== PROBLEM REQUIREMENTS ==
Filter the entries below, keeping only lines with the word "years".

== PROVIDED INFORMATION ==

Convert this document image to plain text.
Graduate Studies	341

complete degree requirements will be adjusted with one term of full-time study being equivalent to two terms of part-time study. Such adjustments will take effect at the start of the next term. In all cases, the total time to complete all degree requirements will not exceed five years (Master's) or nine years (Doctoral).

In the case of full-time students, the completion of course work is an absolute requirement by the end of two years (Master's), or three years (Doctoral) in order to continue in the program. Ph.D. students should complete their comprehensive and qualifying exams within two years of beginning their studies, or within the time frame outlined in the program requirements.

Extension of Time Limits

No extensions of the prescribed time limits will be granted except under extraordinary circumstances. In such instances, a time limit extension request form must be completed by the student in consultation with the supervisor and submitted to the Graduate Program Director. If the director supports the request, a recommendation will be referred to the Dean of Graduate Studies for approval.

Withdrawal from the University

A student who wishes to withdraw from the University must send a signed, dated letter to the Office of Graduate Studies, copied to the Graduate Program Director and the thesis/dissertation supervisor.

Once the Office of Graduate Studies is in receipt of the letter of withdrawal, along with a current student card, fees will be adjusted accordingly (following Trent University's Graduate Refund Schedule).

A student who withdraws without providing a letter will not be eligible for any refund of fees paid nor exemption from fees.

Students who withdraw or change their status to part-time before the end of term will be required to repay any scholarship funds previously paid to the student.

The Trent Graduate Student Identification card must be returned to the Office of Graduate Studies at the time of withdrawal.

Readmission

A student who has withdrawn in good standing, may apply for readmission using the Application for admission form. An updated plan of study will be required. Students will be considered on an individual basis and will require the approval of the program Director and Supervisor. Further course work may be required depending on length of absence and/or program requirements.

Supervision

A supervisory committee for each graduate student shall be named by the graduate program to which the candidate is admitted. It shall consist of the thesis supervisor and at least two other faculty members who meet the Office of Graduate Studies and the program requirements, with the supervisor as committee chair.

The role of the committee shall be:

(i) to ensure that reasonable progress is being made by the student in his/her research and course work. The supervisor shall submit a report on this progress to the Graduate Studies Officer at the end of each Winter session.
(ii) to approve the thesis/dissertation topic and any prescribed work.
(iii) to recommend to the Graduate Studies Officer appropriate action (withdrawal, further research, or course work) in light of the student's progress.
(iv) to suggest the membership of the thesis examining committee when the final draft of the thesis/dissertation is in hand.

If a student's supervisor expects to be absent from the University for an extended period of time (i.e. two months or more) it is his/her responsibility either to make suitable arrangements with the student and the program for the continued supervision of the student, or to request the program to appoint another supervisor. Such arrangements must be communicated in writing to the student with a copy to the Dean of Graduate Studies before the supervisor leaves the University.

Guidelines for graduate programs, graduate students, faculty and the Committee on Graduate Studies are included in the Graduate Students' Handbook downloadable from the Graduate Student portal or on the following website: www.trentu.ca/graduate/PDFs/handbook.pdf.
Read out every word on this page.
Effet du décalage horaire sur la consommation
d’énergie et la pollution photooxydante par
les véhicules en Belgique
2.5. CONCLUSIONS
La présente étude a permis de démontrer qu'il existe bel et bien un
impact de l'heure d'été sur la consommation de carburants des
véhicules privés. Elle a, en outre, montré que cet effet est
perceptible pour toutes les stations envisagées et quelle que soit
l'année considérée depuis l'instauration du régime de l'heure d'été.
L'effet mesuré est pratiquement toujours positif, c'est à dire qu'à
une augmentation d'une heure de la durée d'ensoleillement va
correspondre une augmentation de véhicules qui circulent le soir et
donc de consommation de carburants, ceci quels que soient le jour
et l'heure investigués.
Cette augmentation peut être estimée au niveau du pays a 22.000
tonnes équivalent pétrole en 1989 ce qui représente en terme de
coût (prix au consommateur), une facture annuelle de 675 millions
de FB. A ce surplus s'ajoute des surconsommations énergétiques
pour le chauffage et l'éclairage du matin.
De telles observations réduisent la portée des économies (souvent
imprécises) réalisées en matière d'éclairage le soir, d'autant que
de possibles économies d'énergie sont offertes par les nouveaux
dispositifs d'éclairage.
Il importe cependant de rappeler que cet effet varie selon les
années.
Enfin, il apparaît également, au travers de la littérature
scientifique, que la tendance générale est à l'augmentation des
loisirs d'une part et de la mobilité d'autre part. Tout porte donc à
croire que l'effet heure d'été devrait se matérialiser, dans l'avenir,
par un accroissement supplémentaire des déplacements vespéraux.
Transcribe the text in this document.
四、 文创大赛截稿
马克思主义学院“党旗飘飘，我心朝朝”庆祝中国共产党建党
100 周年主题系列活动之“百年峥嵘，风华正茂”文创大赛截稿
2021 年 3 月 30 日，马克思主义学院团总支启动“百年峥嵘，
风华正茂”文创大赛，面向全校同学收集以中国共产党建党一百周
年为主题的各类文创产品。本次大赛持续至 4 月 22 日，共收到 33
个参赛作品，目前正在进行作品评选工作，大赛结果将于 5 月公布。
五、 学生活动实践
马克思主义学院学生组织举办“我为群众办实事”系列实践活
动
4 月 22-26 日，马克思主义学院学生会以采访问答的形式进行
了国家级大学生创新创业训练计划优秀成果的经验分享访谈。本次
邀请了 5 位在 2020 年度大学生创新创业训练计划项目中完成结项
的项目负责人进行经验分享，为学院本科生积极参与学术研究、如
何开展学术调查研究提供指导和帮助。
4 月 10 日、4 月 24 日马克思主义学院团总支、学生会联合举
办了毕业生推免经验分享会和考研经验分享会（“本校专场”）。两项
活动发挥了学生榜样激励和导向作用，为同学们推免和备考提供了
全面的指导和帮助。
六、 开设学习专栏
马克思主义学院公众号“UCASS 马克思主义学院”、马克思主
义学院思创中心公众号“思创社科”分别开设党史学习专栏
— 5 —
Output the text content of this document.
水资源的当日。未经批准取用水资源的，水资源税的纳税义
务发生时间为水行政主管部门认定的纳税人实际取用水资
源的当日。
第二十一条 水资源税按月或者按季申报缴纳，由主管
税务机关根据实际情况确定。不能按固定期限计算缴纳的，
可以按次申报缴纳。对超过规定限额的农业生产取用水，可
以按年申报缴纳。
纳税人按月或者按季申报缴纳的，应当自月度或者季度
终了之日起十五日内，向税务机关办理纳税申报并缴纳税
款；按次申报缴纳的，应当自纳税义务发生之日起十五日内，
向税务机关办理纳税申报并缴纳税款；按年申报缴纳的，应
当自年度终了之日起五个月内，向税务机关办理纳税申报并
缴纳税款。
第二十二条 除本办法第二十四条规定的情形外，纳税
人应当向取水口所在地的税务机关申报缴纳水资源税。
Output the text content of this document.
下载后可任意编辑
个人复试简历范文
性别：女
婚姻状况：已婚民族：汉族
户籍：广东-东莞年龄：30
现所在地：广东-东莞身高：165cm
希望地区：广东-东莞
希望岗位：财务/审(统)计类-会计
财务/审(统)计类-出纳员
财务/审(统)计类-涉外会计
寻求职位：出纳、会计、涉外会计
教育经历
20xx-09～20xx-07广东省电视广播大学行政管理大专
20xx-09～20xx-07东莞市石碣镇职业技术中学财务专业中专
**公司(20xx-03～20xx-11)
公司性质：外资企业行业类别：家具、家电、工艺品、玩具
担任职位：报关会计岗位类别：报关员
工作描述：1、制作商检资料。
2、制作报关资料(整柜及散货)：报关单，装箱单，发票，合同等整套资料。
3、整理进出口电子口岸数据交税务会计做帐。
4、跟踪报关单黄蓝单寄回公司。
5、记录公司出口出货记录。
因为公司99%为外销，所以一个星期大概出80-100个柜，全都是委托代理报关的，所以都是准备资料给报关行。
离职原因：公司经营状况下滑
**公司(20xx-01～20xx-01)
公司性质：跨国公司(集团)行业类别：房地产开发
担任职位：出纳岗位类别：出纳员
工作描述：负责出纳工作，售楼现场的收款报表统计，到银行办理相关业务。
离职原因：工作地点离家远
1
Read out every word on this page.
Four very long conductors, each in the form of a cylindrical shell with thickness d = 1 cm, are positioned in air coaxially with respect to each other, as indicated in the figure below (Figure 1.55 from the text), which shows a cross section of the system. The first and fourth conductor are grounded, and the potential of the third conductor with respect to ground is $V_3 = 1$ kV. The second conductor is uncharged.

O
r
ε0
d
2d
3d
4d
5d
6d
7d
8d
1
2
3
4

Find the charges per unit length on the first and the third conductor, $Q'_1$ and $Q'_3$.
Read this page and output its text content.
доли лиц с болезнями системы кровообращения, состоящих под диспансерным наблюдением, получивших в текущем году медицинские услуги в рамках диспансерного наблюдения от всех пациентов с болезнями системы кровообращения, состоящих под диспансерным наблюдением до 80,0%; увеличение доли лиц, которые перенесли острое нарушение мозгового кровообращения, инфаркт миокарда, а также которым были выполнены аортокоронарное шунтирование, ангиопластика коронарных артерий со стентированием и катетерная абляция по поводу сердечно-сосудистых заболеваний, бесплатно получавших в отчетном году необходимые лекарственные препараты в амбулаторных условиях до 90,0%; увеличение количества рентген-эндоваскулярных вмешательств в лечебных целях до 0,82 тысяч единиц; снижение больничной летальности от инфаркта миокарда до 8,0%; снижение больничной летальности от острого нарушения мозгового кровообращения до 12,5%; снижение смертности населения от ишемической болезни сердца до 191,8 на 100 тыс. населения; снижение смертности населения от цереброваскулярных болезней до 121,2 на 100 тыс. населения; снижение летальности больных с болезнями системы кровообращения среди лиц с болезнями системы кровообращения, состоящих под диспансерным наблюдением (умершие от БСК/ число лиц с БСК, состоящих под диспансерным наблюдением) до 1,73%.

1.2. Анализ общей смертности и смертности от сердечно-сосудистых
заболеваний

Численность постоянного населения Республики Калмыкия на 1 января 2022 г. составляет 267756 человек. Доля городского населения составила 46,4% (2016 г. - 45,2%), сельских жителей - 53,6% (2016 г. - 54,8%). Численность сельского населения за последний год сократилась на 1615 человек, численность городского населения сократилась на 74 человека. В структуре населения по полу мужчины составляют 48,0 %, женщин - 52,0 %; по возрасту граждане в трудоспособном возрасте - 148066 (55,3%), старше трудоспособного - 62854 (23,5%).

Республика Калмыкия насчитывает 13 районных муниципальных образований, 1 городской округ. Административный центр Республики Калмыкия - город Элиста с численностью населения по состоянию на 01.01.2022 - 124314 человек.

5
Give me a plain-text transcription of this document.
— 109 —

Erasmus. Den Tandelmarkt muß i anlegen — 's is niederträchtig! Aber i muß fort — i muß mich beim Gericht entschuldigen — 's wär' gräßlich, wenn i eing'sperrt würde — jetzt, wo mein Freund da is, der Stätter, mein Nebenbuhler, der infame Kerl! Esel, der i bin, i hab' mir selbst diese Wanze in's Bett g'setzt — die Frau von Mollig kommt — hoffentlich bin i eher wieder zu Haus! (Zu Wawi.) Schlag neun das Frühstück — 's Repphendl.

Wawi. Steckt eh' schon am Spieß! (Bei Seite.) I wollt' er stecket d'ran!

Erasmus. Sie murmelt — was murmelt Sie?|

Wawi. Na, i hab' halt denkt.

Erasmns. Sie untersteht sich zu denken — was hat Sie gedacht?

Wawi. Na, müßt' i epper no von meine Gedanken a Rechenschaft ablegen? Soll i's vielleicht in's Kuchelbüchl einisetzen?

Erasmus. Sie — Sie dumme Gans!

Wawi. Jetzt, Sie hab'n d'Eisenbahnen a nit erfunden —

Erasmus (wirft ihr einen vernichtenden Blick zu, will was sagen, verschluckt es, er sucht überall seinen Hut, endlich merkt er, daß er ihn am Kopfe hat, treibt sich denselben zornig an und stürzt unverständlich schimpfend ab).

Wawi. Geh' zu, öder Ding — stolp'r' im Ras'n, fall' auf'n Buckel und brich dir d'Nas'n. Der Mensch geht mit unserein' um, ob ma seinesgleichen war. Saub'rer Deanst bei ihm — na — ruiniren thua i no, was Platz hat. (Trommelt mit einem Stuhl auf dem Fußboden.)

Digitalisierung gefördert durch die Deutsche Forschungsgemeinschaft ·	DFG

== WRITTEN REPLY ==
complete degree requirements will be adjusted with one term of full-time study being equivalent to two terms of part-time study. Such adjustments will take effect at the start of the next term. In all cases, the total time to complete all degree requirements will not exceed five years (Master's) or nine years (Doctoral).
In the case of full-time students, the completion of course work is an absolute requirement by the end of two years (Master's), or three years (Doctoral) in order to continue in the program. Ph.D. students should complete their comprehensive and qualifying exams within two years of beginning their studies, or within the time frame outlined in the program requirements.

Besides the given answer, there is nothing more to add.